Material supplied:
• • • • • • •
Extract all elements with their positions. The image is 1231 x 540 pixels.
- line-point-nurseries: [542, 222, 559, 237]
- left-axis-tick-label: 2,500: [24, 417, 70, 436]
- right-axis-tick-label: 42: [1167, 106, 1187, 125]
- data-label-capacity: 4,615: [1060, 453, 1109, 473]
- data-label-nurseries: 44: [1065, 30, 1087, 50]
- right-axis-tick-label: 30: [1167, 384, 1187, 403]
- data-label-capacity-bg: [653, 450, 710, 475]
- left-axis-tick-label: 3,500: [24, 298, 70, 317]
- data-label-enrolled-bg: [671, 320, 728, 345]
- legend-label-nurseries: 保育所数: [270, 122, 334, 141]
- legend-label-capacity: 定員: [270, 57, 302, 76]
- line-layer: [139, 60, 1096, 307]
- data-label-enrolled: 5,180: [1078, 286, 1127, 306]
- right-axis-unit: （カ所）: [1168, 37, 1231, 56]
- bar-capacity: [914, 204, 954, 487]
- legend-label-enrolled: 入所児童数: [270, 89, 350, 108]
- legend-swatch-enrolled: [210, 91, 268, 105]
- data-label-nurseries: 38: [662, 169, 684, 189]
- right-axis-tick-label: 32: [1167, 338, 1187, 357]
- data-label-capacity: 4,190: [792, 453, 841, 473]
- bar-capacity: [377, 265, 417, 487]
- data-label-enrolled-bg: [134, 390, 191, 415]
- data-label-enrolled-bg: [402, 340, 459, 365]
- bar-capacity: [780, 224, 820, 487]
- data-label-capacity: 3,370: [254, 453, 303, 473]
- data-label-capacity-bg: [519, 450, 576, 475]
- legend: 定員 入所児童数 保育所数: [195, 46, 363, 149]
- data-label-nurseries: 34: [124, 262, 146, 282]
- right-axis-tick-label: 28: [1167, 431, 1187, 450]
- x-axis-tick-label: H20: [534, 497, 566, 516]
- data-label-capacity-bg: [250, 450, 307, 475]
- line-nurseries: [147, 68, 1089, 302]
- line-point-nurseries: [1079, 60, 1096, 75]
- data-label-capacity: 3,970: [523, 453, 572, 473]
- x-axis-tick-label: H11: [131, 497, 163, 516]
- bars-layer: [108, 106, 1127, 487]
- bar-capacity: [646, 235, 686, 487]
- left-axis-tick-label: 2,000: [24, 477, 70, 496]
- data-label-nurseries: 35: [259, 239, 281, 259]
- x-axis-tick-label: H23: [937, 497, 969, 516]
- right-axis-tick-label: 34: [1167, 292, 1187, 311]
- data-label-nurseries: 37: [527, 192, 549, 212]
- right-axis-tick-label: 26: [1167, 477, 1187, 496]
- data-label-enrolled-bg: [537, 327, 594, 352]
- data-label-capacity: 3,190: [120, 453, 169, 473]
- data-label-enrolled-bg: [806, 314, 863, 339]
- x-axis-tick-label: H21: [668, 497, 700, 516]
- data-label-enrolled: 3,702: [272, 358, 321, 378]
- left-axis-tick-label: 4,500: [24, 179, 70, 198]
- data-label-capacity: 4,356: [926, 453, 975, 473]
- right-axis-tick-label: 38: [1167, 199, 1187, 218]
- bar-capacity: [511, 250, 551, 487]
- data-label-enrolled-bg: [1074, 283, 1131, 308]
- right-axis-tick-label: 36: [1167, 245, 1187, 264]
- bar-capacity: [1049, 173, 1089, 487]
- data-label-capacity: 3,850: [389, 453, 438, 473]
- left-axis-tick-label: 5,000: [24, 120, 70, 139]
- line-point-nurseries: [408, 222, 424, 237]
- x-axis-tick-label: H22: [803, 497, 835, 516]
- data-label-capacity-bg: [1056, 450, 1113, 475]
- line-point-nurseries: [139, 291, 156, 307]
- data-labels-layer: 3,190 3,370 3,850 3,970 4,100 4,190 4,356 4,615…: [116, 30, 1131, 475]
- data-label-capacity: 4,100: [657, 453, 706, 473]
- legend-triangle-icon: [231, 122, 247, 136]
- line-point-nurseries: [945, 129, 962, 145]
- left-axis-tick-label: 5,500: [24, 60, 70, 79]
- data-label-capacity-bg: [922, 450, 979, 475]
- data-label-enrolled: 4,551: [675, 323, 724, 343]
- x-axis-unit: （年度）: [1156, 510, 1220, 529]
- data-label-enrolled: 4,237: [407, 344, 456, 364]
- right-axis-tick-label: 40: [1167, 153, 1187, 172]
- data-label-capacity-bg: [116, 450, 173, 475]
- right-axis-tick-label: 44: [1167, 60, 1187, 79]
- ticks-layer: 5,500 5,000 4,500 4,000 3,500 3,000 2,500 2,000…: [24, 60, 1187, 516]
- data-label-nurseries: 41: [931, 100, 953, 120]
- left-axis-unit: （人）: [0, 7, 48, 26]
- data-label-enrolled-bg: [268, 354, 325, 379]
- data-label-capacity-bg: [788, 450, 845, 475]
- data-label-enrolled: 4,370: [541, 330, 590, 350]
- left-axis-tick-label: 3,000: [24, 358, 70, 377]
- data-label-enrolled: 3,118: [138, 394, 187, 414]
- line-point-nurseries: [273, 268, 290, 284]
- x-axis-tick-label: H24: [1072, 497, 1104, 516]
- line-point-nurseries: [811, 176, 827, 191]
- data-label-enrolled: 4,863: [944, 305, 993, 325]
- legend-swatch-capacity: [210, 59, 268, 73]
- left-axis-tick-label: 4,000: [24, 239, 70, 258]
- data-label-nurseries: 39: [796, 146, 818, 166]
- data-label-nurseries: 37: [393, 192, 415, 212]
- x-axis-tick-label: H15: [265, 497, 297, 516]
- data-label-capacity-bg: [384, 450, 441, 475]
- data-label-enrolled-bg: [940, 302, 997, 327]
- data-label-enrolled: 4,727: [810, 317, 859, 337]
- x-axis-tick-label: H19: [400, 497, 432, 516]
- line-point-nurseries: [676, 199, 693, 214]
• • • • • • •
Task requirements: Change "line-point-nurseries" to "line-marker-nurseries" everywhere it occurs in the entries above. Reproduce all lines with the rest unchanged.

Answer to the exercise:
Extract all elements with their positions. The image is 1231 x 540 pixels.
- line-marker-nurseries: [542, 222, 559, 237]
- left-axis-tick-label: 2,500: [24, 417, 70, 436]
- right-axis-tick-label: 42: [1167, 106, 1187, 125]
- data-label-capacity: 4,615: [1060, 453, 1109, 473]
- data-label-nurseries: 44: [1065, 30, 1087, 50]
- right-axis-tick-label: 30: [1167, 384, 1187, 403]
- data-label-capacity-bg: [653, 450, 710, 475]
- left-axis-tick-label: 3,500: [24, 298, 70, 317]
- data-label-enrolled-bg: [671, 320, 728, 345]
- legend-label-nurseries: 保育所数: [270, 122, 334, 141]
- legend-label-capacity: 定員: [270, 57, 302, 76]
- line-layer: [139, 60, 1096, 307]
- data-label-enrolled: 5,180: [1078, 286, 1127, 306]
- right-axis-unit: （カ所）: [1168, 37, 1231, 56]
- bar-capacity: [914, 204, 954, 487]
- legend-label-enrolled: 入所児童数: [270, 89, 350, 108]
- legend-swatch-enrolled: [210, 91, 268, 105]
- data-label-nurseries: 38: [662, 169, 684, 189]
- right-axis-tick-label: 32: [1167, 338, 1187, 357]
- data-label-capacity: 4,190: [792, 453, 841, 473]
- bar-capacity: [377, 265, 417, 487]
- data-label-enrolled-bg: [134, 390, 191, 415]
- data-label-enrolled-bg: [402, 340, 459, 365]
- bar-capacity: [780, 224, 820, 487]
- data-label-capacity: 3,370: [254, 453, 303, 473]
- data-label-capacity-bg: [519, 450, 576, 475]
- legend: 定員 入所児童数 保育所数: [195, 46, 363, 149]
- data-label-nurseries: 34: [124, 262, 146, 282]
- right-axis-tick-label: 28: [1167, 431, 1187, 450]
- x-axis-tick-label: H20: [534, 497, 566, 516]
- data-label-capacity-bg: [250, 450, 307, 475]
- line-nurseries: [147, 68, 1089, 302]
- line-marker-nurseries: [1079, 60, 1096, 75]
- data-label-capacity: 3,970: [523, 453, 572, 473]
- x-axis-tick-label: H11: [131, 497, 163, 516]
- bars-layer: [108, 106, 1127, 487]
- bar-capacity: [646, 235, 686, 487]
- left-axis-tick-label: 2,000: [24, 477, 70, 496]
- data-label-nurseries: 35: [259, 239, 281, 259]
- x-axis-tick-label: H23: [937, 497, 969, 516]
- right-axis-tick-label: 34: [1167, 292, 1187, 311]
- data-label-nurseries: 37: [527, 192, 549, 212]
- right-axis-tick-label: 26: [1167, 477, 1187, 496]
- data-label-enrolled-bg: [537, 327, 594, 352]
- data-label-capacity: 3,190: [120, 453, 169, 473]
- data-label-enrolled-bg: [806, 314, 863, 339]
- x-axis-tick-label: H21: [668, 497, 700, 516]
- data-label-enrolled: 3,702: [272, 358, 321, 378]
- left-axis-tick-label: 4,500: [24, 179, 70, 198]
- data-label-capacity: 4,356: [926, 453, 975, 473]
- right-axis-tick-label: 38: [1167, 199, 1187, 218]
- bar-capacity: [511, 250, 551, 487]
- data-label-enrolled-bg: [1074, 283, 1131, 308]
- right-axis-tick-label: 36: [1167, 245, 1187, 264]
- bar-capacity: [1049, 173, 1089, 487]
- data-label-capacity: 3,850: [389, 453, 438, 473]
- left-axis-tick-label: 5,000: [24, 120, 70, 139]
- line-marker-nurseries: [408, 222, 424, 237]
- x-axis-tick-label: H22: [803, 497, 835, 516]
- data-label-capacity-bg: [1056, 450, 1113, 475]
- line-marker-nurseries: [139, 291, 156, 307]
- data-labels-layer: 3,190 3,370 3,850 3,970 4,100 4,190 4,356 4,615…: [116, 30, 1131, 475]
- data-label-capacity: 4,100: [657, 453, 706, 473]
- legend-triangle-icon: [231, 122, 247, 136]
- line-marker-nurseries: [945, 129, 962, 145]
- left-axis-tick-label: 5,500: [24, 60, 70, 79]
- data-label-capacity-bg: [922, 450, 979, 475]
- data-label-enrolled: 4,551: [675, 323, 724, 343]
- x-axis-unit: （年度）: [1156, 510, 1220, 529]
- data-label-enrolled: 4,237: [407, 344, 456, 364]
- right-axis-tick-label: 40: [1167, 153, 1187, 172]
- data-label-capacity-bg: [116, 450, 173, 475]
- right-axis-tick-label: 44: [1167, 60, 1187, 79]
- ticks-layer: 5,500 5,000 4,500 4,000 3,500 3,000 2,500 2,000…: [24, 60, 1187, 516]
- data-label-nurseries: 41: [931, 100, 953, 120]
- left-axis-unit: （人）: [0, 7, 48, 26]
- data-label-enrolled-bg: [268, 354, 325, 379]
- data-label-capacity-bg: [788, 450, 845, 475]
- data-label-enrolled: 4,370: [541, 330, 590, 350]
- left-axis-tick-label: 3,000: [24, 358, 70, 377]
- data-label-enrolled: 3,118: [138, 394, 187, 414]
- line-marker-nurseries: [273, 268, 290, 284]
- x-axis-tick-label: H24: [1072, 497, 1104, 516]
- line-marker-nurseries: [811, 176, 827, 191]
- data-label-enrolled: 4,863: [944, 305, 993, 325]
- legend-swatch-capacity: [210, 59, 268, 73]
- left-axis-tick-label: 4,000: [24, 239, 70, 258]
- data-label-nurseries: 39: [796, 146, 818, 166]
- data-label-nurseries: 37: [393, 192, 415, 212]
- x-axis-tick-label: H15: [265, 497, 297, 516]
- data-label-capacity-bg: [384, 450, 441, 475]
- data-label-enrolled-bg: [940, 302, 997, 327]
- data-label-enrolled: 4,727: [810, 317, 859, 337]
- x-axis-tick-label: H19: [400, 497, 432, 516]
- line-marker-nurseries: [676, 199, 693, 214]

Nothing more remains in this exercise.